# Exercise aim:
Copy each line that contains the word "What".

— START OF Entries provided —

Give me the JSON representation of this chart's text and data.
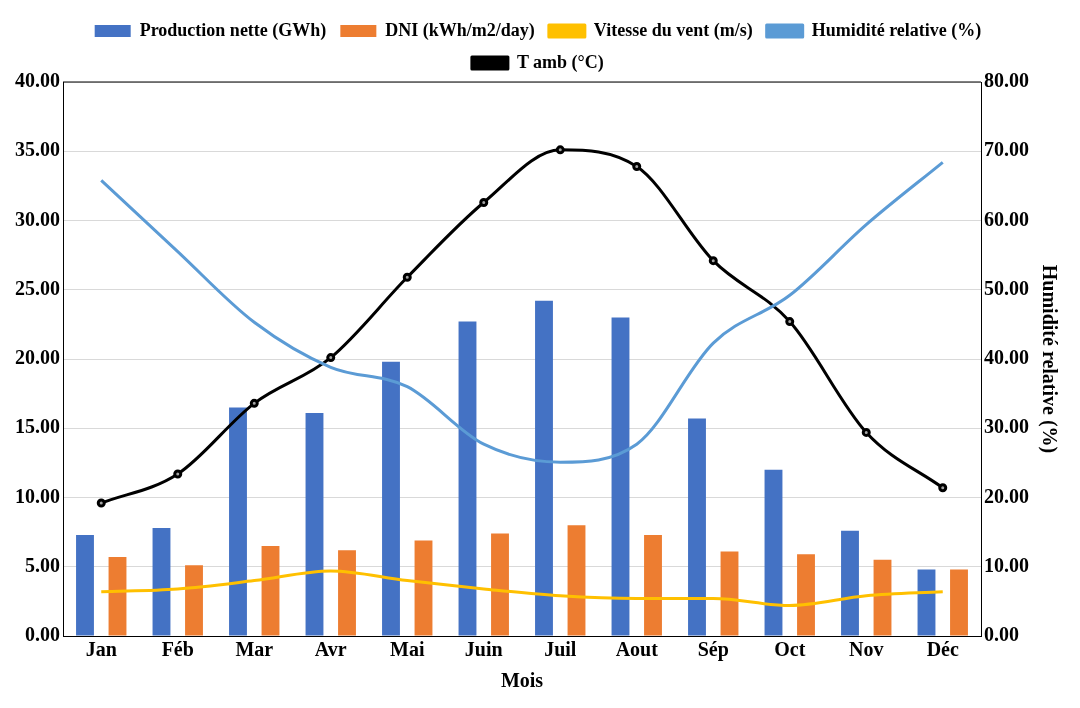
{
  "chart_data": {
    "type": "bar",
    "xlabel": "Mois",
    "y2label": "Humidité relative (%)",
    "categories": [
      "Jan",
      "Féb",
      "Mar",
      "Avr",
      "Mai",
      "Juin",
      "Juil",
      "Aout",
      "Sép",
      "Oct",
      "Nov",
      "Déc"
    ],
    "series": [
      {
        "name": "Production nette (GWh)",
        "color": "#4472c4",
        "values": [
          7.3,
          7.8,
          16.5,
          16.1,
          19.8,
          22.7,
          24.2,
          23.0,
          15.7,
          12.0,
          7.6,
          4.8
        ]
      },
      {
        "name": "DNI (kWh/m2/day)",
        "color": "#ed7d31",
        "values": [
          5.7,
          5.1,
          6.5,
          6.2,
          6.9,
          7.4,
          8.0,
          7.3,
          6.1,
          5.9,
          5.5,
          4.8
        ]
      },
      {
        "name": "Vitesse du vent (m/s)",
        "type": "line",
        "color": "#ffc000",
        "marker": "none",
        "values": [
          3.2,
          3.4,
          4.0,
          4.7,
          4.0,
          3.4,
          2.9,
          2.7,
          2.7,
          2.2,
          2.9,
          3.2
        ]
      },
      {
        "name": "Humidité relative (%)",
        "type": "line",
        "axis": "y2",
        "color": "#5b9bd5",
        "marker": "none",
        "values": [
          65.8,
          55.5,
          45.3,
          38.8,
          36.0,
          27.7,
          25.1,
          27.7,
          42.3,
          49.2,
          59.4,
          68.4
        ]
      },
      {
        "name": "T amb (°C)",
        "type": "line",
        "color": "#000000",
        "marker": "circle",
        "values": [
          9.6,
          11.7,
          16.8,
          20.1,
          25.9,
          31.3,
          35.1,
          33.9,
          27.1,
          22.7,
          14.7,
          10.7
        ]
      }
    ],
    "ylim": [
      0,
      40
    ],
    "yticks": [
      {
        "value": 0,
        "label": "0.00"
      },
      {
        "value": 5,
        "label": "5.00"
      },
      {
        "value": 10,
        "label": "10.00"
      },
      {
        "value": 15,
        "label": "15.00"
      },
      {
        "value": 20,
        "label": "20.00"
      },
      {
        "value": 25,
        "label": "25.00"
      },
      {
        "value": 30,
        "label": "30.00"
      },
      {
        "value": 35,
        "label": "35.00"
      },
      {
        "value": 40,
        "label": "40.00"
      }
    ],
    "y2lim": [
      0,
      80
    ],
    "y2ticks": [
      {
        "value": 0,
        "label": "0.00"
      },
      {
        "value": 10,
        "label": "10.00"
      },
      {
        "value": 20,
        "label": "20.00"
      },
      {
        "value": 30,
        "label": "30.00"
      },
      {
        "value": 40,
        "label": "40.00"
      },
      {
        "value": 50,
        "label": "50.00"
      },
      {
        "value": 60,
        "label": "60.00"
      },
      {
        "value": 70,
        "label": "70.00"
      },
      {
        "value": 80,
        "label": "80.00"
      }
    ],
    "grid": "y",
    "legend": "top"
  }
}
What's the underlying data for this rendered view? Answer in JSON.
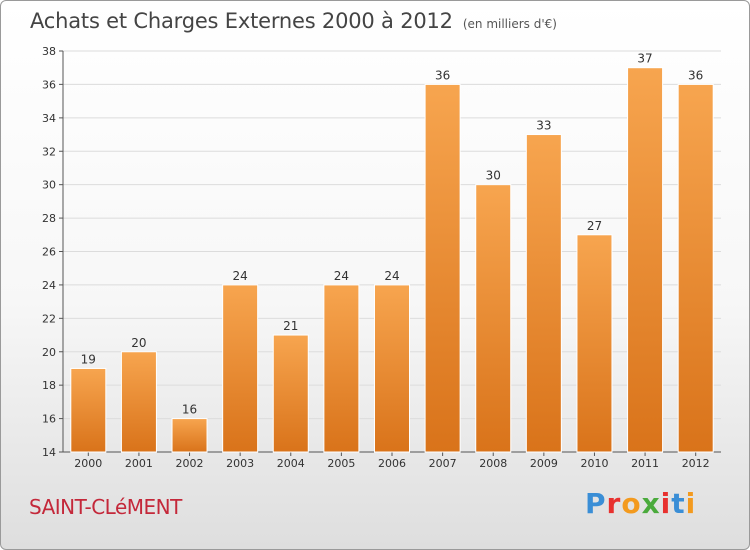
{
  "header": {
    "title": "Achats et Charges Externes 2000 à 2012",
    "subtitle": "(en milliers d'€)"
  },
  "footer": {
    "location": "SAINT-CLéMENT",
    "logo_text": "Proxiti",
    "logo_colors": [
      "#3a8ed6",
      "#e8312f",
      "#f39a1e",
      "#4aaa3c",
      "#e8312f",
      "#3a8ed6",
      "#f39a1e"
    ]
  },
  "colors": {
    "bar_light": "#f7a54f",
    "bar_dark": "#d9731a",
    "grid": "#dcdcdc",
    "axis": "#555555"
  },
  "chart_data": {
    "type": "bar",
    "title": "Achats et Charges Externes 2000 à 2012",
    "subtitle": "(en milliers d'€)",
    "categories": [
      "2000",
      "2001",
      "2002",
      "2003",
      "2004",
      "2005",
      "2006",
      "2007",
      "2008",
      "2009",
      "2010",
      "2011",
      "2012"
    ],
    "values": [
      19,
      20,
      16,
      24,
      21,
      24,
      24,
      36,
      30,
      33,
      27,
      37,
      36
    ],
    "ylim": [
      14,
      38
    ],
    "yticks": [
      14,
      16,
      18,
      20,
      22,
      24,
      26,
      28,
      30,
      32,
      34,
      36,
      38
    ],
    "grid": true,
    "xlabel": "",
    "ylabel": ""
  }
}
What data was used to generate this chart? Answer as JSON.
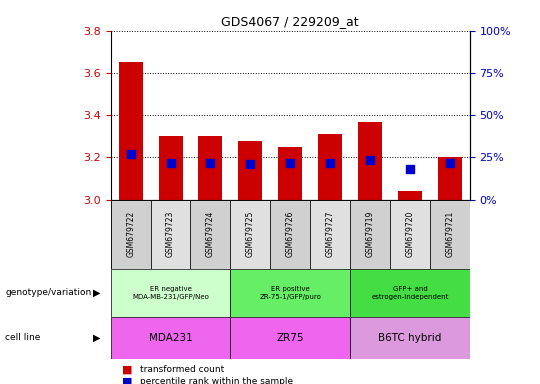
{
  "title": "GDS4067 / 229209_at",
  "samples": [
    "GSM679722",
    "GSM679723",
    "GSM679724",
    "GSM679725",
    "GSM679726",
    "GSM679727",
    "GSM679719",
    "GSM679720",
    "GSM679721"
  ],
  "red_values": [
    3.65,
    3.3,
    3.3,
    3.28,
    3.25,
    3.31,
    3.37,
    3.04,
    3.2
  ],
  "blue_values": [
    3.215,
    3.175,
    3.175,
    3.17,
    3.175,
    3.175,
    3.19,
    3.145,
    3.175
  ],
  "ylim": [
    3.0,
    3.8
  ],
  "yticks": [
    3.0,
    3.2,
    3.4,
    3.6,
    3.8
  ],
  "right_yticks": [
    0,
    25,
    50,
    75,
    100
  ],
  "right_ylim": [
    0,
    100
  ],
  "groups": [
    {
      "label": "ER negative\nMDA-MB-231/GFP/Neo",
      "start": 0,
      "end": 3,
      "color": "#ccffcc"
    },
    {
      "label": "ER positive\nZR-75-1/GFP/puro",
      "start": 3,
      "end": 6,
      "color": "#66ee66"
    },
    {
      "label": "GFP+ and\nestrogen-independent",
      "start": 6,
      "end": 9,
      "color": "#44dd44"
    }
  ],
  "cell_lines": [
    {
      "label": "MDA231",
      "start": 0,
      "end": 3,
      "color": "#ee66ee"
    },
    {
      "label": "ZR75",
      "start": 3,
      "end": 6,
      "color": "#ee66ee"
    },
    {
      "label": "B6TC hybrid",
      "start": 6,
      "end": 9,
      "color": "#dd99dd"
    }
  ],
  "bar_color": "#cc0000",
  "dot_color": "#0000cc",
  "bar_width": 0.6,
  "dot_size": 30,
  "grid_color": "black",
  "bg_color": "white",
  "tick_label_color_left": "#cc0000",
  "tick_label_color_right": "#0000cc",
  "sample_box_colors": [
    "#d0d0d0",
    "#e0e0e0",
    "#d0d0d0",
    "#e0e0e0",
    "#d0d0d0",
    "#e0e0e0",
    "#d0d0d0",
    "#e0e0e0",
    "#d0d0d0"
  ]
}
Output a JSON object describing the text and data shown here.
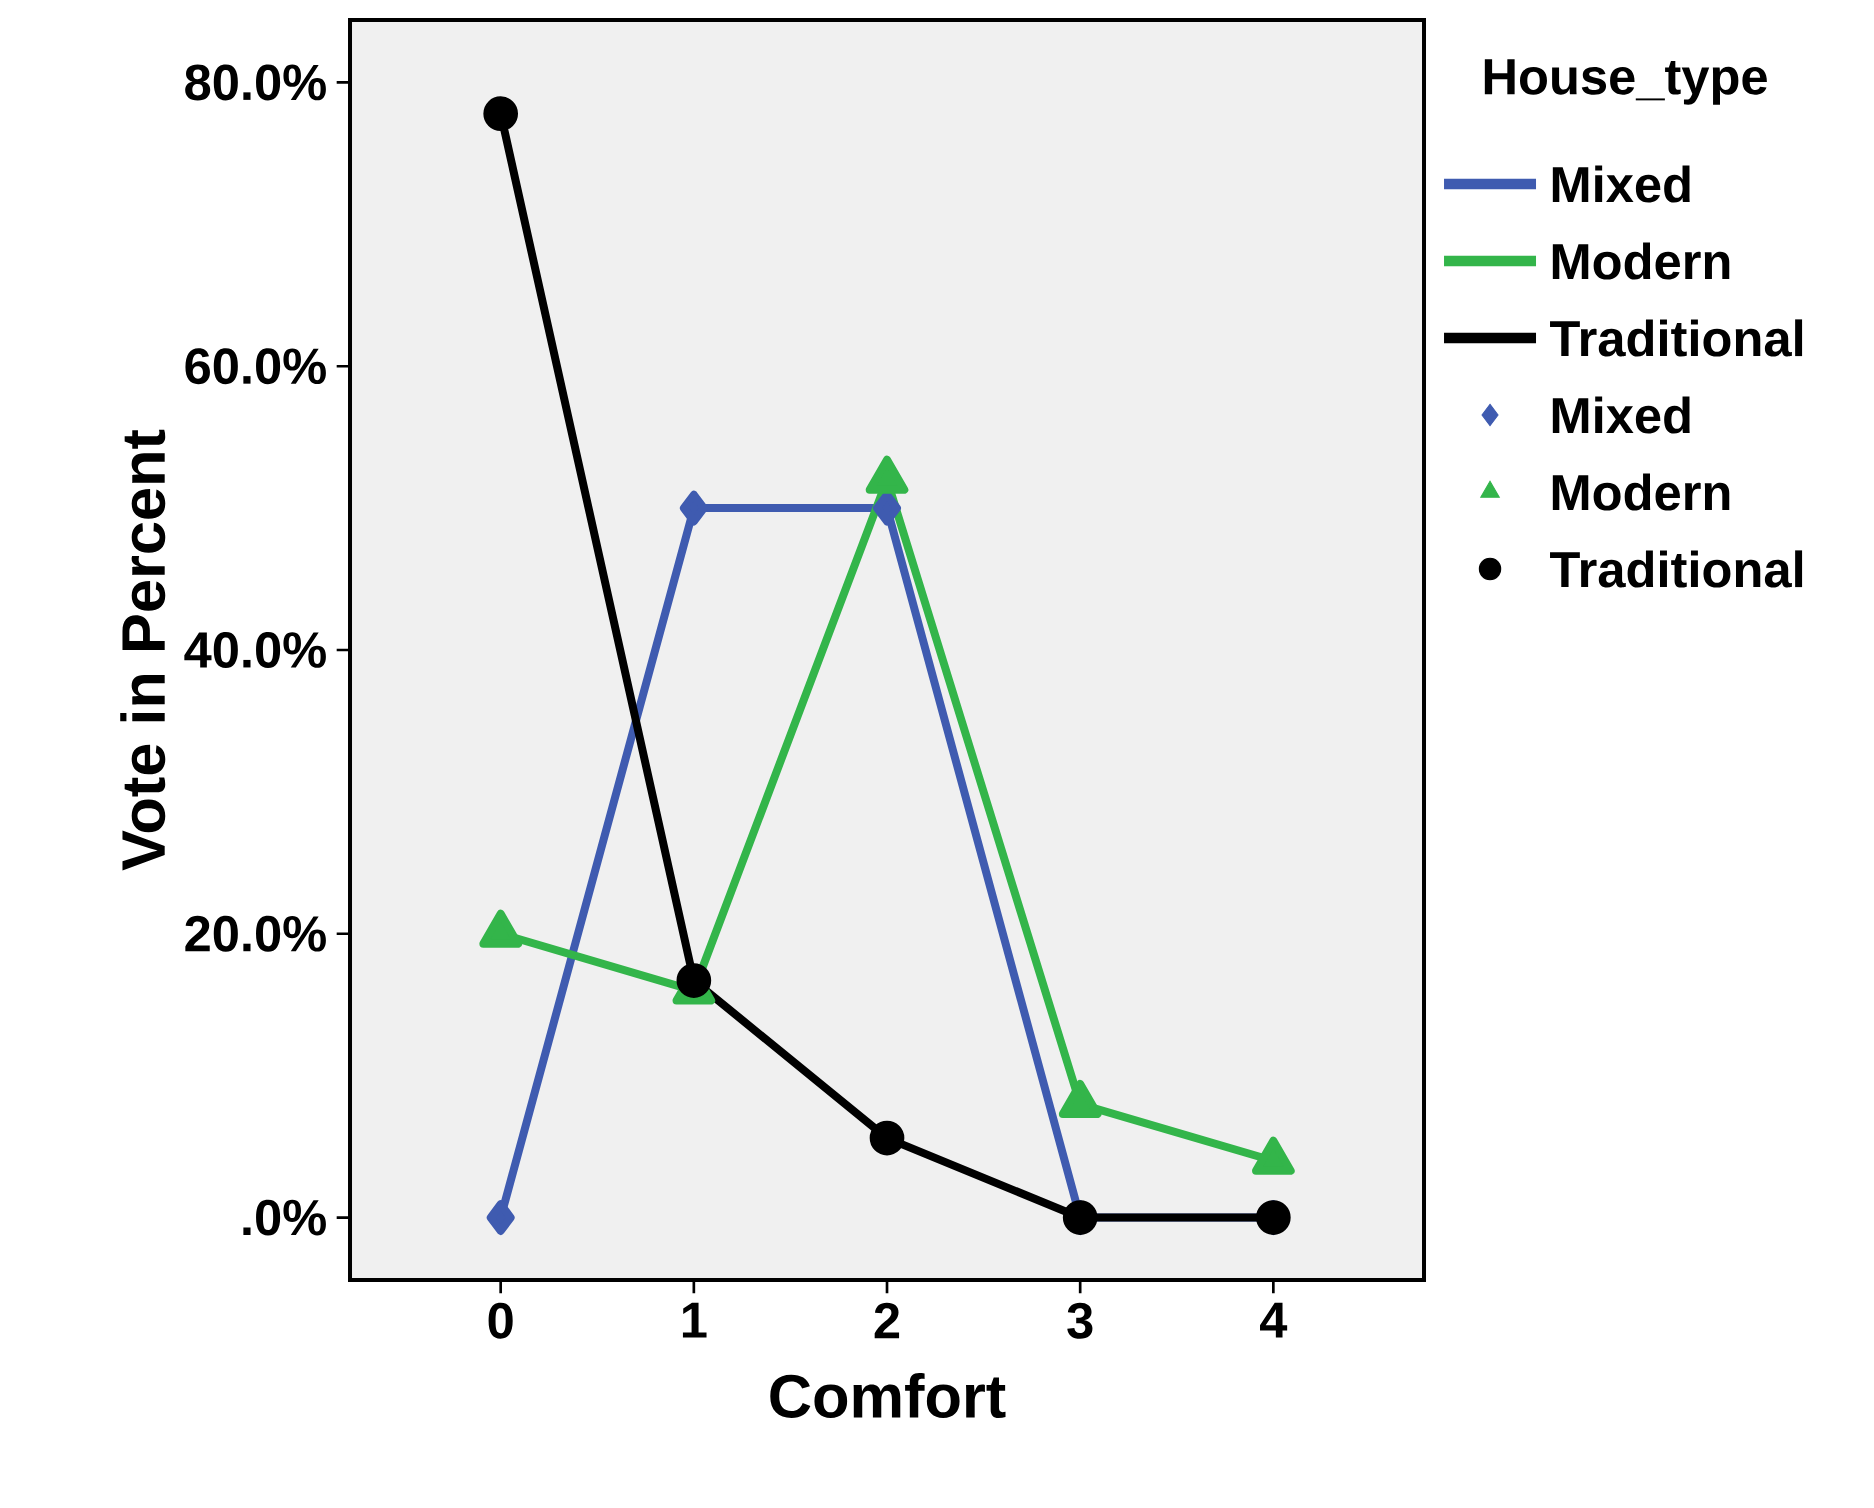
{
  "chart_data": {
    "type": "line",
    "xlabel": "Comfort",
    "ylabel": "Vote in Percent",
    "legend_title": "House_type",
    "legend": "right",
    "categories": [
      "0",
      "1",
      "2",
      "3",
      "4"
    ],
    "ylim": [
      -4.4,
      84.4
    ],
    "yticks": [
      {
        "value": 0,
        "label": ".0%"
      },
      {
        "value": 20,
        "label": "20.0%"
      },
      {
        "value": 40,
        "label": "40.0%"
      },
      {
        "value": 60,
        "label": "60.0%"
      },
      {
        "value": 80,
        "label": "80.0%"
      }
    ],
    "series": [
      {
        "name": "Mixed",
        "color": "#3f5bb0",
        "marker": "diamond",
        "values": [
          0,
          50,
          50,
          0,
          0
        ]
      },
      {
        "name": "Modern",
        "color": "#33b54a",
        "marker": "triangle",
        "values": [
          20,
          16,
          52,
          8,
          4
        ]
      },
      {
        "name": "Traditional",
        "color": "#000000",
        "marker": "circle",
        "values": [
          77.8,
          16.7,
          5.6,
          0,
          0
        ]
      }
    ]
  }
}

— END OF Entries provided —

# The answer:
What's the underlying data for this rendered view? Answer in JSON.
What data was used to generate this chart? Answer as JSON.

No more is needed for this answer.